## WHAT IS NEEDED:
Select, from the data, each line where "this" occurs.
— Begin SUPPLIED DATA —
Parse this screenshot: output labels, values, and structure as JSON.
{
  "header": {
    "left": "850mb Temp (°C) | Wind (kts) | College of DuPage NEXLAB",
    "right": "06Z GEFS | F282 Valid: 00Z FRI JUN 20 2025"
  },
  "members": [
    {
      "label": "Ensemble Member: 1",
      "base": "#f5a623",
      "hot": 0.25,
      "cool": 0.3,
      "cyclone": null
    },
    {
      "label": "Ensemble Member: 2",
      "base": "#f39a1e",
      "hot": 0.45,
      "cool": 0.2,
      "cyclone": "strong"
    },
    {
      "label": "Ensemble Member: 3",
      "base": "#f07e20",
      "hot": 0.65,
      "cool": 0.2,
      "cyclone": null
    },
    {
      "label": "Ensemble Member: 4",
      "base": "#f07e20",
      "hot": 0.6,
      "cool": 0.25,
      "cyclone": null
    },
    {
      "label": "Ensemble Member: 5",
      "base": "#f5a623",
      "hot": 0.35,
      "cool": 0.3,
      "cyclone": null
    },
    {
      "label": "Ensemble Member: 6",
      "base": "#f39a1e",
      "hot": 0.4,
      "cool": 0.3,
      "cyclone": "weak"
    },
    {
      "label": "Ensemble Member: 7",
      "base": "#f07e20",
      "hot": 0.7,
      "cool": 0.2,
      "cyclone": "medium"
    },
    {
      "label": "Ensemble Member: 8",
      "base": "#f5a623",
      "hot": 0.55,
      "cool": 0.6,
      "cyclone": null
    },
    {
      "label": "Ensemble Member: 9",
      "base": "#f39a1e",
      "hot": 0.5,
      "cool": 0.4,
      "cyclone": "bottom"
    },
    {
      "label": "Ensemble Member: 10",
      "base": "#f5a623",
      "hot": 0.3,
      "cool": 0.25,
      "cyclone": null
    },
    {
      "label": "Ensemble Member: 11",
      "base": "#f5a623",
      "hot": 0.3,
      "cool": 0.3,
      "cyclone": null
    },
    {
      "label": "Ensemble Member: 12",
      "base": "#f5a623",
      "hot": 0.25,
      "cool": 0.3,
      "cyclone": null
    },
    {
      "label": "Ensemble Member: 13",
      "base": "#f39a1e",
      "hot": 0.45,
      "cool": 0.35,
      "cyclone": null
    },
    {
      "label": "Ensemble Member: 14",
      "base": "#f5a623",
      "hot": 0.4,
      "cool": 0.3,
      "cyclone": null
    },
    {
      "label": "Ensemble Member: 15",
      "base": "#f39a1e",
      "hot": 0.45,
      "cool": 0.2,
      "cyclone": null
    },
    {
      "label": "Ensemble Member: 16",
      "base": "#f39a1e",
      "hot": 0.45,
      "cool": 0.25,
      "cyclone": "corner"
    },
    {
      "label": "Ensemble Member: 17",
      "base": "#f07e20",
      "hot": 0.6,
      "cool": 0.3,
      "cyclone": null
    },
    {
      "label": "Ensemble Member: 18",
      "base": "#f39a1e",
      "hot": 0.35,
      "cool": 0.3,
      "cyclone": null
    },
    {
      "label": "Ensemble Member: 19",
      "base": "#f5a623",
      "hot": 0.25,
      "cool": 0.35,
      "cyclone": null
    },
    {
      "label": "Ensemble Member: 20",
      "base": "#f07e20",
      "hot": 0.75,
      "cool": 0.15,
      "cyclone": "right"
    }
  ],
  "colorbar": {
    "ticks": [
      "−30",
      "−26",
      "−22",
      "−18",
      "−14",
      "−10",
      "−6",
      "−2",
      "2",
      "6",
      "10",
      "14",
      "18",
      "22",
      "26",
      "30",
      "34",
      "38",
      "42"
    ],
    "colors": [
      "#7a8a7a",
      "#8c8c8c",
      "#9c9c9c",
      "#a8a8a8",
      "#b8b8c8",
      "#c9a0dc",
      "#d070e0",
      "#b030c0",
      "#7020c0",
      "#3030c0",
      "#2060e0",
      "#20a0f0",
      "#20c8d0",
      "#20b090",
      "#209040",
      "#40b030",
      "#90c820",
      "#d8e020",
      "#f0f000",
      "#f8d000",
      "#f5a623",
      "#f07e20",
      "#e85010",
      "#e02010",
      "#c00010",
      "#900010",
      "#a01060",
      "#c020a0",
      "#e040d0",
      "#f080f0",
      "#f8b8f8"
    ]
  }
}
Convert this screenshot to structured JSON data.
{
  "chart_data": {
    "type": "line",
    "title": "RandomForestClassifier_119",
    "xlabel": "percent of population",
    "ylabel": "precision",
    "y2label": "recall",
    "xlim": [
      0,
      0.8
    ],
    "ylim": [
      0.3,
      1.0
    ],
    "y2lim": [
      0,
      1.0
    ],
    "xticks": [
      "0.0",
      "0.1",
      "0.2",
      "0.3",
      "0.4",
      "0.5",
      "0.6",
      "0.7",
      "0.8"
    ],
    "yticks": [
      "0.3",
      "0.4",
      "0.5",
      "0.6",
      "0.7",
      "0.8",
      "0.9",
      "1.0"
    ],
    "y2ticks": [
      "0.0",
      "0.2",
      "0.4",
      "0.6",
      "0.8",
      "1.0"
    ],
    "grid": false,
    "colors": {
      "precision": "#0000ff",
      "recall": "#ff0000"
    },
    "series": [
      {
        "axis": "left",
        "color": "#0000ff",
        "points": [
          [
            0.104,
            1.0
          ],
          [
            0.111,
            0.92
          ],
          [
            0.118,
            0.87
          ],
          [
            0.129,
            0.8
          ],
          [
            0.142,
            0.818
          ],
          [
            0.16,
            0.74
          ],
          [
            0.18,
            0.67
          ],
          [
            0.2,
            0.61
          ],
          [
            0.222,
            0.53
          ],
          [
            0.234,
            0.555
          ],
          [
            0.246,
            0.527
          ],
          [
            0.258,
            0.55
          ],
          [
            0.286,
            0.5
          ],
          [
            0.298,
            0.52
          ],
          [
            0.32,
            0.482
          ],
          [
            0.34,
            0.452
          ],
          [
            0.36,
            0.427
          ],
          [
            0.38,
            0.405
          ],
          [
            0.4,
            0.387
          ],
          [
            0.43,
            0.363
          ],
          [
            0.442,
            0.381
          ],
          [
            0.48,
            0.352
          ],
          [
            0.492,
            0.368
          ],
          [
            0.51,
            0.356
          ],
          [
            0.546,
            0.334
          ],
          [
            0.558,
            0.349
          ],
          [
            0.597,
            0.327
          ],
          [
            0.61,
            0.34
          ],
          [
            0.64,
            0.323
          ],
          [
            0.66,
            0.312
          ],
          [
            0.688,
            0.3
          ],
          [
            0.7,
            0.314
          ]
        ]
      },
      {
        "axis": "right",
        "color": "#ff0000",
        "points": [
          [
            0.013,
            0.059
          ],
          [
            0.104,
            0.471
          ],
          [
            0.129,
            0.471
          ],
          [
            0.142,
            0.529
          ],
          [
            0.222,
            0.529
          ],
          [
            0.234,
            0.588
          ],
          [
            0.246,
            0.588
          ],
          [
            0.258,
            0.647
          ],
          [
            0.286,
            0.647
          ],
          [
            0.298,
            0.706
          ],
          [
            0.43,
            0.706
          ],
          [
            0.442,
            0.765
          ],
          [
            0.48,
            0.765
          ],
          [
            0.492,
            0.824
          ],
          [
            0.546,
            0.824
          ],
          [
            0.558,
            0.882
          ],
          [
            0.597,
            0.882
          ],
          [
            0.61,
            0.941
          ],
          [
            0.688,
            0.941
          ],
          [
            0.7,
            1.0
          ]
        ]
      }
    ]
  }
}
— End SUPPLIED DATA —
## RESPONSE:
Parse this screenshot: output labels, values, and structure as JSON.
Convert this screenshot to structured JSON data.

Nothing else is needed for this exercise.